▸ **Problem statement**:
Every entry that follows should be repeated exactly; drop the images.

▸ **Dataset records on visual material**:
▬▬▬▬▬▬

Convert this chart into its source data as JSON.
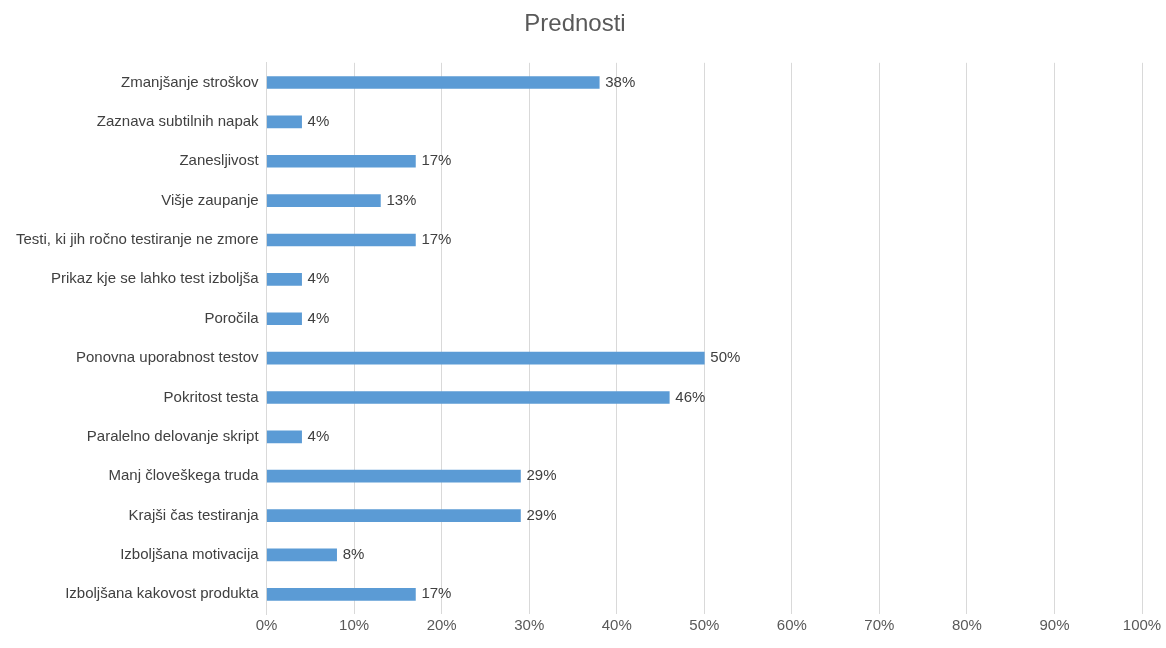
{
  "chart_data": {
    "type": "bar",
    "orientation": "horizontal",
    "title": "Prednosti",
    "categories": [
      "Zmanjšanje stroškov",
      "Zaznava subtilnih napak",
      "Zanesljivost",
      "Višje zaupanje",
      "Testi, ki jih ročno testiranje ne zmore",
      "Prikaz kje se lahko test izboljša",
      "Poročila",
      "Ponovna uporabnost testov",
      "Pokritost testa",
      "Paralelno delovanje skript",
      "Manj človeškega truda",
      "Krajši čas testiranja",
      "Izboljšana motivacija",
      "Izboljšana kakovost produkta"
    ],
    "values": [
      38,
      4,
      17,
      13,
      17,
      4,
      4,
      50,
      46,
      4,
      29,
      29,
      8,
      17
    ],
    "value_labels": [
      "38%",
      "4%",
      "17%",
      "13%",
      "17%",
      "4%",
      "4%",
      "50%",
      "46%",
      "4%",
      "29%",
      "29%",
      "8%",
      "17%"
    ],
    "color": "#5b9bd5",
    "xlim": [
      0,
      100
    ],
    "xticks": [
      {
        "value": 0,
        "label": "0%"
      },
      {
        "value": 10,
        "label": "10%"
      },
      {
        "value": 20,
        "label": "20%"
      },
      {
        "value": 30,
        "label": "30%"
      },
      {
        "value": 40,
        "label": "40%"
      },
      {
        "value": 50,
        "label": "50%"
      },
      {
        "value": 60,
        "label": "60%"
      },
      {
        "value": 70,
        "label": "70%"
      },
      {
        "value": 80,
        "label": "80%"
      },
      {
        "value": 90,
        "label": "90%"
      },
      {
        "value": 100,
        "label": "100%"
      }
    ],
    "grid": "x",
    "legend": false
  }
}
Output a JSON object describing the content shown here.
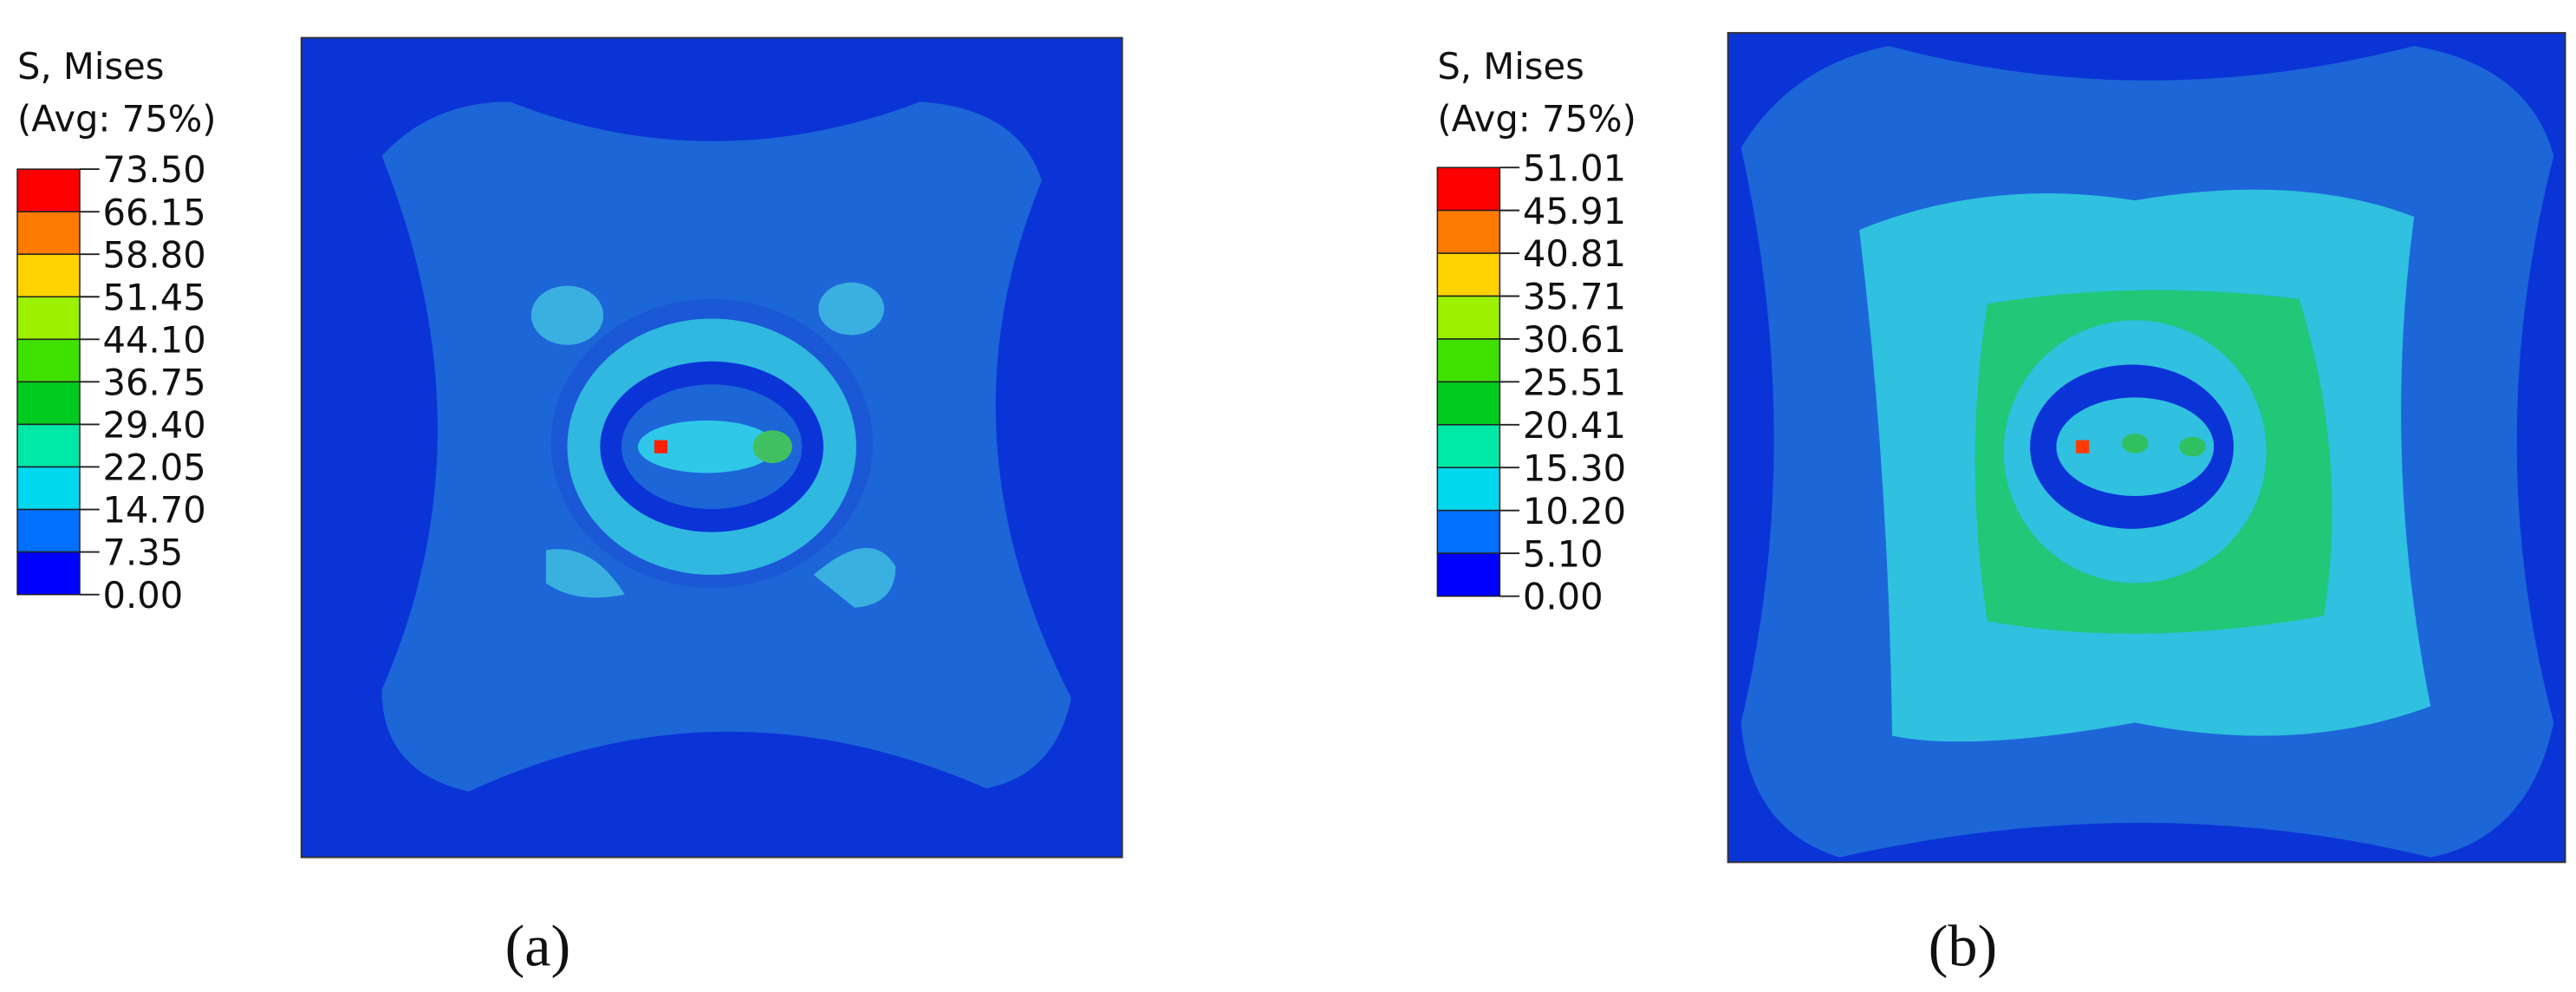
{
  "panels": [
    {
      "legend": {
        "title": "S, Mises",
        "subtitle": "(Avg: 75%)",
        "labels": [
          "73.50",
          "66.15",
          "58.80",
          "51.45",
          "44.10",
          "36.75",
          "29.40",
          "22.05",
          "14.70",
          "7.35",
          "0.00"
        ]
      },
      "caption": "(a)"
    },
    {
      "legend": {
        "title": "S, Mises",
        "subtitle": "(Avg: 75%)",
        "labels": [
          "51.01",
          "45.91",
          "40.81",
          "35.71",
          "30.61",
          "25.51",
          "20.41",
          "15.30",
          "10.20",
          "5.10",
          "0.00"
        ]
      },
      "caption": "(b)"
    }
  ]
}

▬▬▬▬▬▬

▸ **Result for this task**:
Convert this chart into its source data as JSON.
{
  "chart_data": {
    "type": "bar",
    "orientation": "horizontal",
    "title": "Prednosti",
    "categories": [
      "Zmanjšanje stroškov",
      "Zaznava subtilnih napak",
      "Zanesljivost",
      "Višje zaupanje",
      "Testi, ki jih ročno testiranje ne zmore",
      "Prikaz kje se lahko test izboljša",
      "Poročila",
      "Ponovna uporabnost testov",
      "Pokritost testa",
      "Paralelno delovanje skript",
      "Manj človeškega truda",
      "Krajši čas testiranja",
      "Izboljšana motivacija",
      "Izboljšana kakovost produkta"
    ],
    "values": [
      38,
      4,
      17,
      13,
      17,
      4,
      4,
      50,
      46,
      4,
      29,
      29,
      8,
      17
    ],
    "value_labels": [
      "38%",
      "4%",
      "17%",
      "13%",
      "17%",
      "4%",
      "4%",
      "50%",
      "46%",
      "4%",
      "29%",
      "29%",
      "8%",
      "17%"
    ],
    "color": "#5b9bd5",
    "xlim": [
      0,
      100
    ],
    "xticks": [
      {
        "value": 0,
        "label": "0%"
      },
      {
        "value": 10,
        "label": "10%"
      },
      {
        "value": 20,
        "label": "20%"
      },
      {
        "value": 30,
        "label": "30%"
      },
      {
        "value": 40,
        "label": "40%"
      },
      {
        "value": 50,
        "label": "50%"
      },
      {
        "value": 60,
        "label": "60%"
      },
      {
        "value": 70,
        "label": "70%"
      },
      {
        "value": 80,
        "label": "80%"
      },
      {
        "value": 90,
        "label": "90%"
      },
      {
        "value": 100,
        "label": "100%"
      }
    ],
    "grid": "x",
    "legend": false
  }
}
Output a JSON object describing the content shown here.
{
  "panels": [
    {
      "legend": {
        "title": "S, Mises",
        "subtitle": "(Avg: 75%)",
        "labels": [
          "73.50",
          "66.15",
          "58.80",
          "51.45",
          "44.10",
          "36.75",
          "29.40",
          "22.05",
          "14.70",
          "7.35",
          "0.00"
        ]
      },
      "caption": "(a)"
    },
    {
      "legend": {
        "title": "S, Mises",
        "subtitle": "(Avg: 75%)",
        "labels": [
          "51.01",
          "45.91",
          "40.81",
          "35.71",
          "30.61",
          "25.51",
          "20.41",
          "15.30",
          "10.20",
          "5.10",
          "0.00"
        ]
      },
      "caption": "(b)"
    }
  ]
}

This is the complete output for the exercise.